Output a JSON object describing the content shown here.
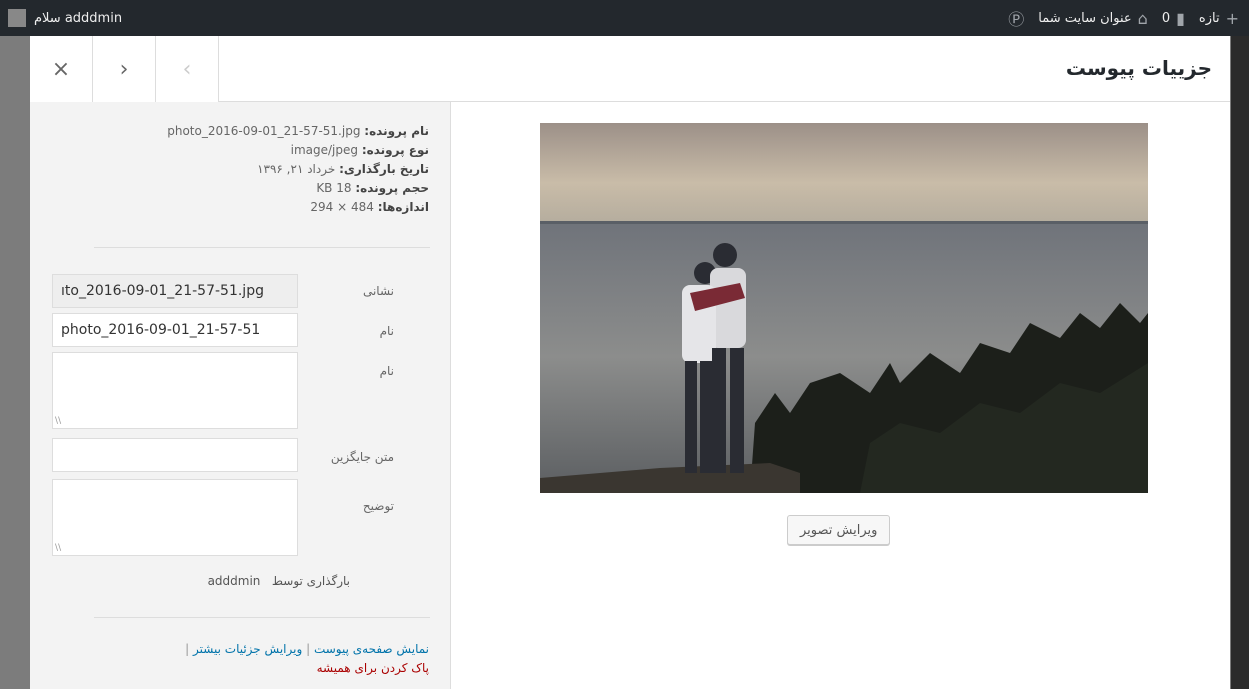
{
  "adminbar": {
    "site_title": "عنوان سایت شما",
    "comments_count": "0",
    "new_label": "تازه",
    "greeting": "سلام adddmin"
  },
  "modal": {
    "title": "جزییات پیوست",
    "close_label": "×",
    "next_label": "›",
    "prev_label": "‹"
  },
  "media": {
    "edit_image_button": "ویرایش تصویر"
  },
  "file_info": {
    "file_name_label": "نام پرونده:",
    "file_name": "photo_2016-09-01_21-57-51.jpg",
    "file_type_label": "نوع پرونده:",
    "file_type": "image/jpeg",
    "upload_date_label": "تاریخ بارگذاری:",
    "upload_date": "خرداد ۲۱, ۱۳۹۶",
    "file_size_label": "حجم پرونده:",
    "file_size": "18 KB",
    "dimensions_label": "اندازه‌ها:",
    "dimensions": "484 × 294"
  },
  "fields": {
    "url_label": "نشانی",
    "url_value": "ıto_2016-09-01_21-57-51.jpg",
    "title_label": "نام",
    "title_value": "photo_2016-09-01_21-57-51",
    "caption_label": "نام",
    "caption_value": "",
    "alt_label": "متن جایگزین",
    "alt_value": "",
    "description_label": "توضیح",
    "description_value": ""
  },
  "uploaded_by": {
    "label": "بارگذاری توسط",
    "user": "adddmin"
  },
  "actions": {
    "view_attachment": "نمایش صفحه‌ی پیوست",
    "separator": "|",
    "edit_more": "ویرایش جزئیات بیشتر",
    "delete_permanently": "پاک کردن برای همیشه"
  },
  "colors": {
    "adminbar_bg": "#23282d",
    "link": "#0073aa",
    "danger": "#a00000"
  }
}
_ _ _ _ _
## Exercise objective
Give every line above again exactly, with no pictures.

## Complete answer
Output a JSON object describing the content shown here.
{
  "adminbar": {
    "site_title": "عنوان سایت شما",
    "comments_count": "0",
    "new_label": "تازه",
    "greeting": "سلام adddmin"
  },
  "modal": {
    "title": "جزییات پیوست",
    "close_label": "×",
    "next_label": "›",
    "prev_label": "‹"
  },
  "media": {
    "edit_image_button": "ویرایش تصویر"
  },
  "file_info": {
    "file_name_label": "نام پرونده:",
    "file_name": "photo_2016-09-01_21-57-51.jpg",
    "file_type_label": "نوع پرونده:",
    "file_type": "image/jpeg",
    "upload_date_label": "تاریخ بارگذاری:",
    "upload_date": "خرداد ۲۱, ۱۳۹۶",
    "file_size_label": "حجم پرونده:",
    "file_size": "18 KB",
    "dimensions_label": "اندازه‌ها:",
    "dimensions": "484 × 294"
  },
  "fields": {
    "url_label": "نشانی",
    "url_value": "ıto_2016-09-01_21-57-51.jpg",
    "title_label": "نام",
    "title_value": "photo_2016-09-01_21-57-51",
    "caption_label": "نام",
    "caption_value": "",
    "alt_label": "متن جایگزین",
    "alt_value": "",
    "description_label": "توضیح",
    "description_value": ""
  },
  "uploaded_by": {
    "label": "بارگذاری توسط",
    "user": "adddmin"
  },
  "actions": {
    "view_attachment": "نمایش صفحه‌ی پیوست",
    "separator": "|",
    "edit_more": "ویرایش جزئیات بیشتر",
    "delete_permanently": "پاک کردن برای همیشه"
  },
  "colors": {
    "adminbar_bg": "#23282d",
    "link": "#0073aa",
    "danger": "#a00000"
  }
}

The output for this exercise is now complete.